▸ **TASK INSTRUCTIONS**: Copy the data exactly as it appears, and do not include any pictures.

Stored records
***
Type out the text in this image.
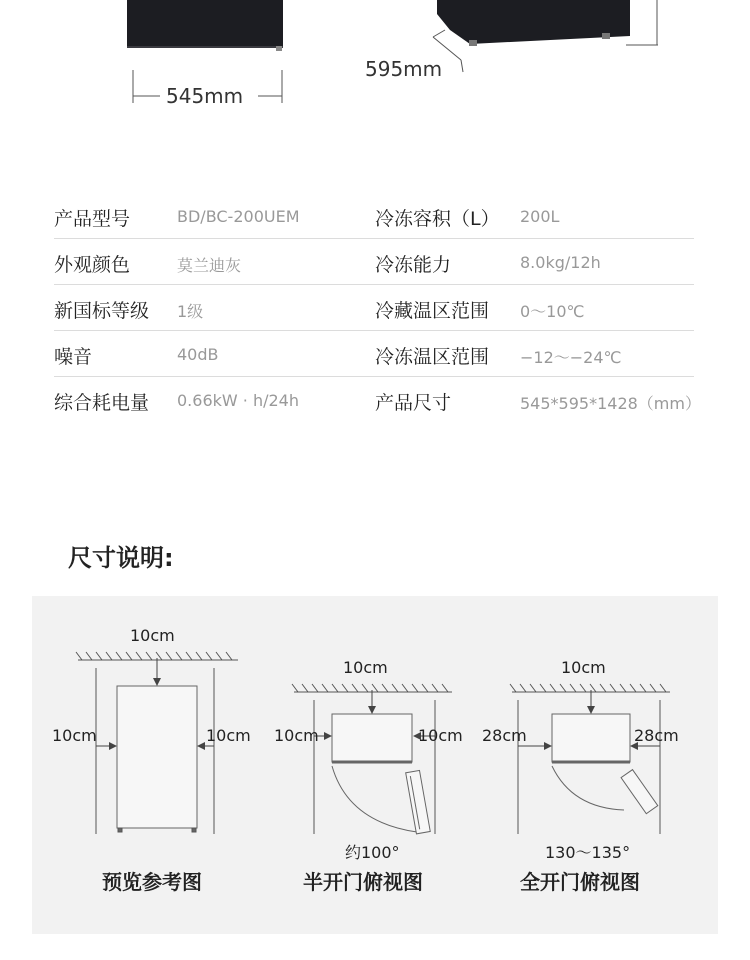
545mm
595mm
产品型号	BD/BC-200UEM	冷冻容积（L） 200L
外观颜色	莫兰迪灰	冷冻能力	8.0kg/12h
新国标等级 1级	冷藏温区范围 0～10℃
噪音	40dB	冷冻温区范围 −12～−24℃
综合耗电量 0.66kW · h/24h	产品尺寸	545*595*1428（mm）
尺寸说明:
10cm
10cm	10cm
预览参考图
10cm
10cm	10cm
约100°
半开门俯视图
10cm
28cm	28cm
130～135°
全开门俯视图
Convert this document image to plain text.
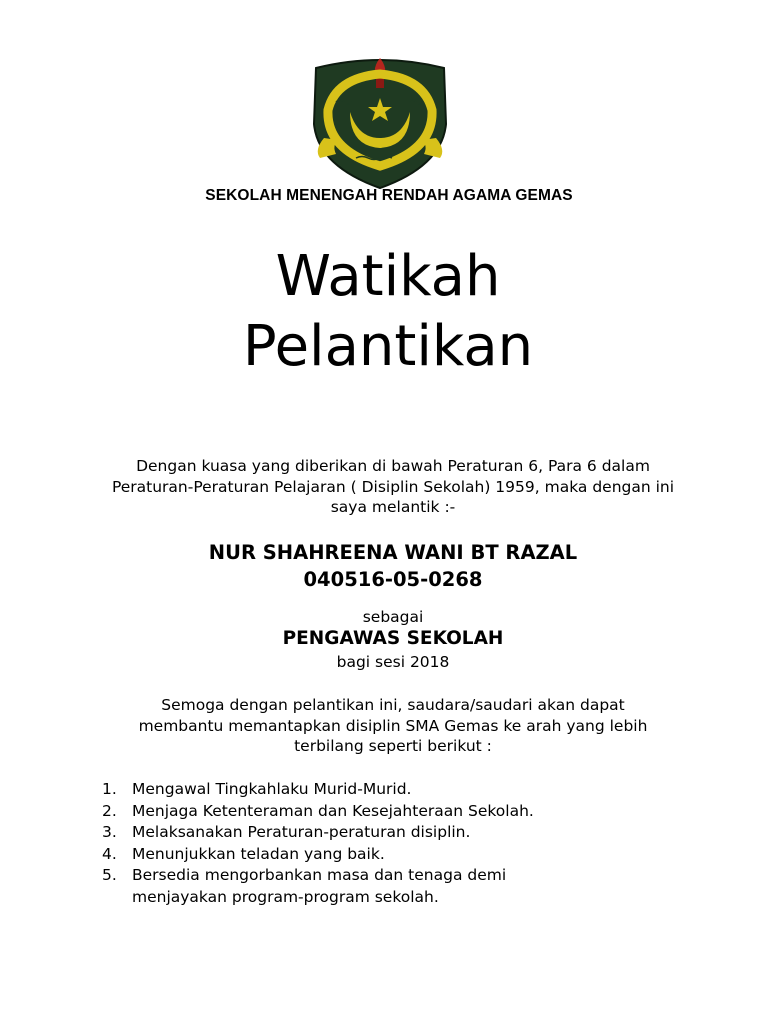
SEKOLAH MENENGAH RENDAH AGAMA GEMAS
Watikah
Pelantikan

Dengan kuasa yang diberikan di bawah Peraturan 6, Para 6 dalam Peraturan-Peraturan Pelajaran ( Disiplin Sekolah) 1959, maka dengan ini saya melantik :-

NUR SHAHREENA WANI BT RAZAL
040516-05-0268
sebagai
PENGAWAS SEKOLAH
bagi sesi 2018

Semoga dengan pelantikan ini, saudara/saudari akan dapat membantu memantapkan disiplin SMA Gemas ke arah yang lebih terbilang seperti berikut :

1. Mengawal Tingkahlaku Murid-Murid.
2. Menjaga Ketenteraman dan Kesejahteraan Sekolah.
3. Melaksanakan Peraturan-peraturan disiplin.
4. Menunjukkan teladan yang baik.
5. Bersedia mengorbankan masa dan tenaga demi menjayakan program-program sekolah.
***
▸ **FINISHED TASK**:
Type out the text in this image.
545mm
595mm
产品型号	BD/BC-200UEM	冷冻容积（L） 200L
外观颜色	莫兰迪灰	冷冻能力	8.0kg/12h
新国标等级 1级	冷藏温区范围 0～10℃
噪音	40dB	冷冻温区范围 −12～−24℃
综合耗电量 0.66kW · h/24h	产品尺寸	545*595*1428（mm）
尺寸说明:
10cm
10cm	10cm
预览参考图
10cm
10cm	10cm
约100°
半开门俯视图
10cm
28cm	28cm
130～135°
全开门俯视图
Convert this document image to plain text.
SEKOLAH MENENGAH RENDAH AGAMA GEMAS
Watikah
Pelantikan

Dengan kuasa yang diberikan di bawah Peraturan 6, Para 6 dalam Peraturan-Peraturan Pelajaran ( Disiplin Sekolah) 1959, maka dengan ini saya melantik :-

NUR SHAHREENA WANI BT RAZAL
040516-05-0268
sebagai
PENGAWAS SEKOLAH
bagi sesi 2018

Semoga dengan pelantikan ini, saudara/saudari akan dapat membantu memantapkan disiplin SMA Gemas ke arah yang lebih terbilang seperti berikut :

1. Mengawal Tingkahlaku Murid-Murid.
2. Menjaga Ketenteraman dan Kesejahteraan Sekolah.
3. Melaksanakan Peraturan-peraturan disiplin.
4. Menunjukkan teladan yang baik.
5. Bersedia mengorbankan masa dan tenaga demi menjayakan program-program sekolah.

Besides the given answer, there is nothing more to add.